Items from a figure collection
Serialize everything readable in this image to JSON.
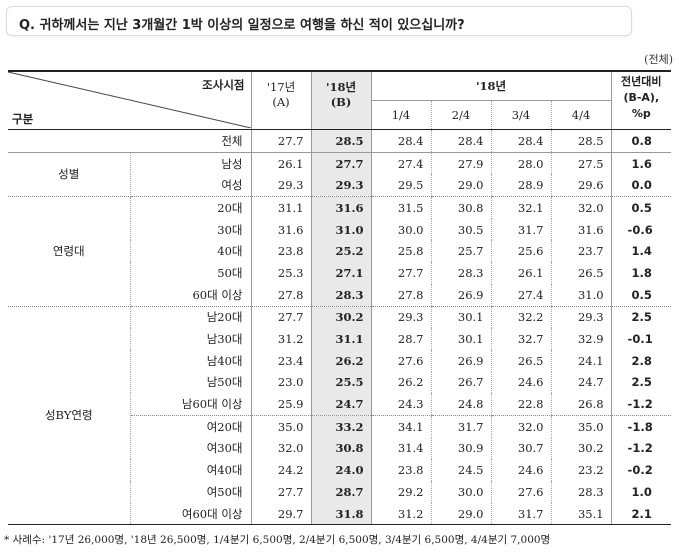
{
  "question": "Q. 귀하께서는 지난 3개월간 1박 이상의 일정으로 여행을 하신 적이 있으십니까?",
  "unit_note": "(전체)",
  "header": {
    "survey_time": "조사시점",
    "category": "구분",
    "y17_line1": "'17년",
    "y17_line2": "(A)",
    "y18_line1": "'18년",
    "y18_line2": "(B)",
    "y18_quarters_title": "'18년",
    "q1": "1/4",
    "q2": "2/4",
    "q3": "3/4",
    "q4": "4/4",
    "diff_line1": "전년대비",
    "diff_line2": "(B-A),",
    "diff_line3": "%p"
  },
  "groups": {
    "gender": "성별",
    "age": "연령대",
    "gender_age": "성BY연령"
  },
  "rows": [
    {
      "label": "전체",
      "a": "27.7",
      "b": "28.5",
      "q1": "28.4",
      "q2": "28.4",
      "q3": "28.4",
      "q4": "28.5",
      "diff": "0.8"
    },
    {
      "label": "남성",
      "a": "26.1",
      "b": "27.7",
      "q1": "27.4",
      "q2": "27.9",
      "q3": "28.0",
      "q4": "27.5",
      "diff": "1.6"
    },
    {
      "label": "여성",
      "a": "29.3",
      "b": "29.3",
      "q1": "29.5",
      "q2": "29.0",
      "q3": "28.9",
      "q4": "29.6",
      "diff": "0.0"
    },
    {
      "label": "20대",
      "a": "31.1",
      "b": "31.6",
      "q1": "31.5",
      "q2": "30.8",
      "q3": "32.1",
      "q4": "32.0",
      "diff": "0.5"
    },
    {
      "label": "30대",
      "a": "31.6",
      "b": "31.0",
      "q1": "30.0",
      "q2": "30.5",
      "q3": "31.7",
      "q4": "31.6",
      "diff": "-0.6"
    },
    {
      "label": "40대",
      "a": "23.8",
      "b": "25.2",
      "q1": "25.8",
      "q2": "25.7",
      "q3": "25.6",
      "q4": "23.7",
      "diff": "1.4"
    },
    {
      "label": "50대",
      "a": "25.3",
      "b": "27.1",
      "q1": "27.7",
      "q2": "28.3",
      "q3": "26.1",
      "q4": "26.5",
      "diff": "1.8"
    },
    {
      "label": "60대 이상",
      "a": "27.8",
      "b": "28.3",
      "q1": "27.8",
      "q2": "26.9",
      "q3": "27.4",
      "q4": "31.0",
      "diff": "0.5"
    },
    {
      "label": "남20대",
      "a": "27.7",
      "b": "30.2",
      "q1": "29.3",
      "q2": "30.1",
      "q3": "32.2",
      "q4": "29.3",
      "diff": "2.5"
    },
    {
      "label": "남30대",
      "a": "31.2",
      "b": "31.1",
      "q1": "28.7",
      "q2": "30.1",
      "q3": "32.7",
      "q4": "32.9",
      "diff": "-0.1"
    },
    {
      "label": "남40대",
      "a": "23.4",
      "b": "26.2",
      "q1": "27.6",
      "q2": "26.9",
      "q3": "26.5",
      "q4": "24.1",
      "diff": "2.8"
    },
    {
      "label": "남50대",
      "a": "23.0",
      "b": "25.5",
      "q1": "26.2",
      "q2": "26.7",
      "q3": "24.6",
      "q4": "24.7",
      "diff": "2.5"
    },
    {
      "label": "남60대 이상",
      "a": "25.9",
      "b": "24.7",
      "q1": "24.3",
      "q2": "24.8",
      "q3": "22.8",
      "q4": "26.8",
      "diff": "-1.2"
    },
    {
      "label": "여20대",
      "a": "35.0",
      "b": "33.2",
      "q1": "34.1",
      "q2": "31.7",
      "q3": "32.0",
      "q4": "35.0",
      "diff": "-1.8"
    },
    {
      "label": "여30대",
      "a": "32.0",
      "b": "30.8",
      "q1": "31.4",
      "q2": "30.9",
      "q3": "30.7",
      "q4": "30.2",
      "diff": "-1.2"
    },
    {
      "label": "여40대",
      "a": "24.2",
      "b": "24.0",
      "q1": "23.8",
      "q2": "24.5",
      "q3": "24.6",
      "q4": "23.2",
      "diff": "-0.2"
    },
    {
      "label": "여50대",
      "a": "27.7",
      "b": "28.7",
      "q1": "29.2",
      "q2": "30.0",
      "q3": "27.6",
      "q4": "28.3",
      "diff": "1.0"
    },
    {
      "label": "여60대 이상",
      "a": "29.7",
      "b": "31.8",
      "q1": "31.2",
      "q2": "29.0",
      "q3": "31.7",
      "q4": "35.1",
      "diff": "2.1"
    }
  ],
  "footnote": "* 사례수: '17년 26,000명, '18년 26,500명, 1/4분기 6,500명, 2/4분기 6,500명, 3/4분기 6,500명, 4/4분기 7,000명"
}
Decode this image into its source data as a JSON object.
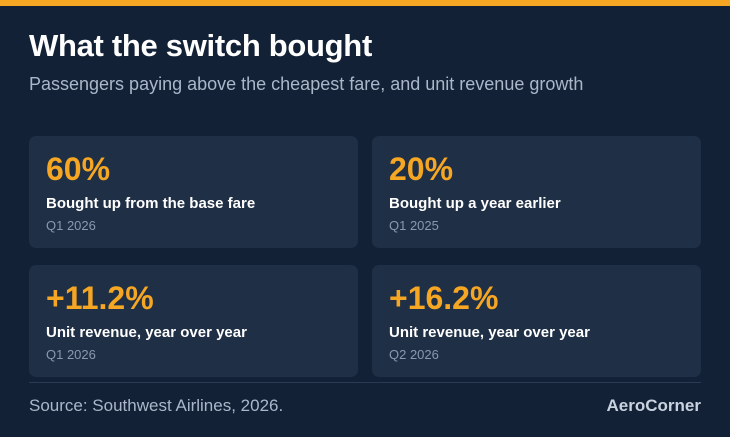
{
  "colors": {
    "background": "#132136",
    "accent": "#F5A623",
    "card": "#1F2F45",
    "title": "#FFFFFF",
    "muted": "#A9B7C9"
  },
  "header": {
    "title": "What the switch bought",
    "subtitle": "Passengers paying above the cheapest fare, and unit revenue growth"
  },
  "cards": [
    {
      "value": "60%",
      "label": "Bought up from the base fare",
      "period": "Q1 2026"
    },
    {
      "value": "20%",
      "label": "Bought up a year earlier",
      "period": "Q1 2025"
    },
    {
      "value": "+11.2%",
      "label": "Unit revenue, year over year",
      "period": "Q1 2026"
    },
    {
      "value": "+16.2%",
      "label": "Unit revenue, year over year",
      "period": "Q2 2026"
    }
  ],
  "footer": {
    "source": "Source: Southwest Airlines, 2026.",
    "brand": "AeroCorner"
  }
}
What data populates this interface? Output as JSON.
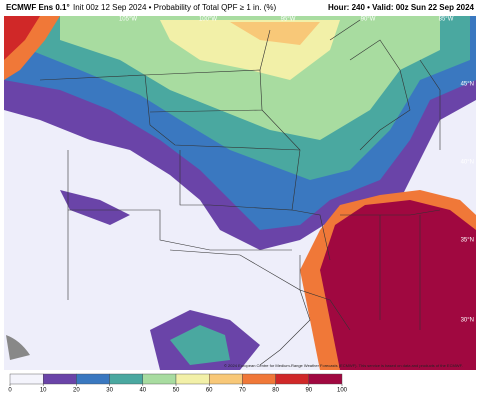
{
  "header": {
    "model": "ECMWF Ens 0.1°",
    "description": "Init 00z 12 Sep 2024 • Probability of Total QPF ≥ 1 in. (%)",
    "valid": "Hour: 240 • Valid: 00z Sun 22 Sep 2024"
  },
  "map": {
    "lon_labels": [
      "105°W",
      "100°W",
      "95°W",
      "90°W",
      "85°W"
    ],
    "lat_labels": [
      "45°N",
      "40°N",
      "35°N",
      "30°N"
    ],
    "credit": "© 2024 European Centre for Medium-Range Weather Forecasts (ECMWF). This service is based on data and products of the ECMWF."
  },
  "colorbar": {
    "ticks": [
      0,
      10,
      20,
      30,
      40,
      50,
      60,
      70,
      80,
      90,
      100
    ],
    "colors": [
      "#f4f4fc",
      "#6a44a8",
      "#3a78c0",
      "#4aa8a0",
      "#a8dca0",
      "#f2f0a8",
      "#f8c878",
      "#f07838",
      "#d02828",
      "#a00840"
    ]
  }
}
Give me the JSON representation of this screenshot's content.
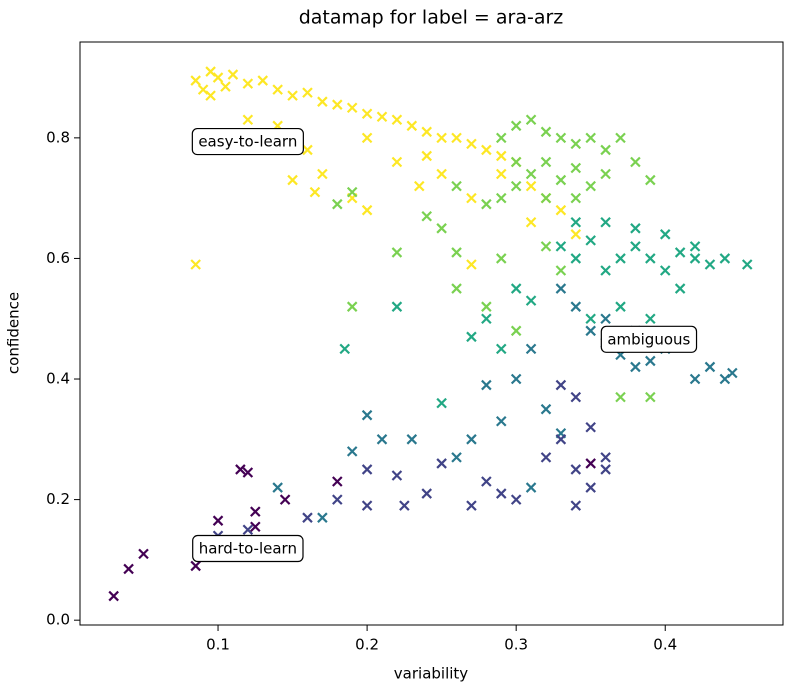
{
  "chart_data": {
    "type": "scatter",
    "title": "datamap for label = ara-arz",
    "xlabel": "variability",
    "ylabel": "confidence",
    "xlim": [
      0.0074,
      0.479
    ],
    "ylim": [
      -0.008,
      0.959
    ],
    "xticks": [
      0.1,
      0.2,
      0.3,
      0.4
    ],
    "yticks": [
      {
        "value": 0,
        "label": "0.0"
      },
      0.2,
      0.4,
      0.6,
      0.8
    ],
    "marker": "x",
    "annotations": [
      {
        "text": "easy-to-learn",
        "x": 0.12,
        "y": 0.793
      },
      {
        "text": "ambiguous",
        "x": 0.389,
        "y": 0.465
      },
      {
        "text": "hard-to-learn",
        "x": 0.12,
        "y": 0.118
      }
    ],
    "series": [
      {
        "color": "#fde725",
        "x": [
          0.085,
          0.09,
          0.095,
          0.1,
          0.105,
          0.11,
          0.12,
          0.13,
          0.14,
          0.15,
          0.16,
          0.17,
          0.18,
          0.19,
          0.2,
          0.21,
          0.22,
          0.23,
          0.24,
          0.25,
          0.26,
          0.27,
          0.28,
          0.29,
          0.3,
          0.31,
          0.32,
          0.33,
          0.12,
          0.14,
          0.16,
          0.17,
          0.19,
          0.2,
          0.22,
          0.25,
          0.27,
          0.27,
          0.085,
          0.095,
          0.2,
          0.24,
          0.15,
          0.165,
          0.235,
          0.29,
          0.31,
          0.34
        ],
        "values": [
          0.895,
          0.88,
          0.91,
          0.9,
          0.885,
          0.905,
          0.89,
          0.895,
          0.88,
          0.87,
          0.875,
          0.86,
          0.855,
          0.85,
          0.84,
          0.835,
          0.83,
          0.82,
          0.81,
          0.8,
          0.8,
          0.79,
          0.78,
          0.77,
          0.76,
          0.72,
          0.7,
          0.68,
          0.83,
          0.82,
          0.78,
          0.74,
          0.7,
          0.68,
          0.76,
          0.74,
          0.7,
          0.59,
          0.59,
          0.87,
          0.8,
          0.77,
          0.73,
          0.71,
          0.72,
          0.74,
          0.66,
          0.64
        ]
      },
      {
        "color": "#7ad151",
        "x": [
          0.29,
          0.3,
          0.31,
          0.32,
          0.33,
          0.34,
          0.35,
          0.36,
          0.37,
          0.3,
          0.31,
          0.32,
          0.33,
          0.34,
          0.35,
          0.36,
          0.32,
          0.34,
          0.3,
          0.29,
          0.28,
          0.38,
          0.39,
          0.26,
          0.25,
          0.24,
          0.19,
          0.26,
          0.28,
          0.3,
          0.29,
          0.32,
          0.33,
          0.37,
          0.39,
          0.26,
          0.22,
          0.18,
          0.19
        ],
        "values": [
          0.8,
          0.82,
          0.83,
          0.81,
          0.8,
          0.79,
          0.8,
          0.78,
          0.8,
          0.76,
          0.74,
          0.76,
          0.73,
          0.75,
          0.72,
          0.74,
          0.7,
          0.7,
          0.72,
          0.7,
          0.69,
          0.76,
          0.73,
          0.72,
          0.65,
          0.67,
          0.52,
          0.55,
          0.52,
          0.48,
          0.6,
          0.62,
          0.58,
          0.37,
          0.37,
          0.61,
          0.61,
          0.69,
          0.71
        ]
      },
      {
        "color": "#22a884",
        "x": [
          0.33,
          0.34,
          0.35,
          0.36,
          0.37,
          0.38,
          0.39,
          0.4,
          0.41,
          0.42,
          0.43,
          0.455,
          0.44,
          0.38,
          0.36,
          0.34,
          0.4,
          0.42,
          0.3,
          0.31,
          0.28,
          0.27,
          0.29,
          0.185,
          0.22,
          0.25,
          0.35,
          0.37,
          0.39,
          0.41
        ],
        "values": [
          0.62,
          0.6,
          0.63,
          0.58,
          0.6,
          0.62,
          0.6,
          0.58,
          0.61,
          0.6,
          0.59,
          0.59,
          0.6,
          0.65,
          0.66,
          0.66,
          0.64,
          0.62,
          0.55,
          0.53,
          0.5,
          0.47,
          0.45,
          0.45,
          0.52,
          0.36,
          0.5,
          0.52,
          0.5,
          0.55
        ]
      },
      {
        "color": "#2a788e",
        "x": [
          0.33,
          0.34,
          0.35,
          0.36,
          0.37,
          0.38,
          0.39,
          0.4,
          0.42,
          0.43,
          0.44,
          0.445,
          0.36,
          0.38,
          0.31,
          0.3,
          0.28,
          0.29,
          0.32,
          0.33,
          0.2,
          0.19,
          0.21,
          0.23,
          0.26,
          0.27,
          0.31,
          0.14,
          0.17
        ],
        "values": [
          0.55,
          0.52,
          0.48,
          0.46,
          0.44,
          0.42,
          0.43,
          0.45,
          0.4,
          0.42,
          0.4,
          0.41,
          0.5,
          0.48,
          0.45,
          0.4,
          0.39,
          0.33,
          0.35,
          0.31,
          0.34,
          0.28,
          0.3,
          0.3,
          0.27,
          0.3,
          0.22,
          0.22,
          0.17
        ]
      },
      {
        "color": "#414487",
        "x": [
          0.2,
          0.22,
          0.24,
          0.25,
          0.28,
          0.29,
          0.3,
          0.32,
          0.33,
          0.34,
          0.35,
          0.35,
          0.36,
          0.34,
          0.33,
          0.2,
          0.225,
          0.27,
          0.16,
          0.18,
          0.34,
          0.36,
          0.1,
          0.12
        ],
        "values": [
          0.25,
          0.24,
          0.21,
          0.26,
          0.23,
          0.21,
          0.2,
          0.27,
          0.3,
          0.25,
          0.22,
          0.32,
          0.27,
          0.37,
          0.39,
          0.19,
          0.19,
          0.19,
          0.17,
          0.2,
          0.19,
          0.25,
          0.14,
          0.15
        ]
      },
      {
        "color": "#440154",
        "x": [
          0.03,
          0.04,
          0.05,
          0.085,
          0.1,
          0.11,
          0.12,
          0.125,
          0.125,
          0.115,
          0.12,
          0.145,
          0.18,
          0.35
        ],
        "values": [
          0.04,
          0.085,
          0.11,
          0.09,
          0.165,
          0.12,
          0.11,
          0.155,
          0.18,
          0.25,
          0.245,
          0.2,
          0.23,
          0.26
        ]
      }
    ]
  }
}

> **What you will do**: From the entries above, copy each line holding "JSON".

> **Response for this exercise**:
Serialize everything readable in this image to JSON.
Decode this image into its source data as a JSON object.
What data populates this interface? Output as JSON.
Give me the JSON representation of this screenshot's content.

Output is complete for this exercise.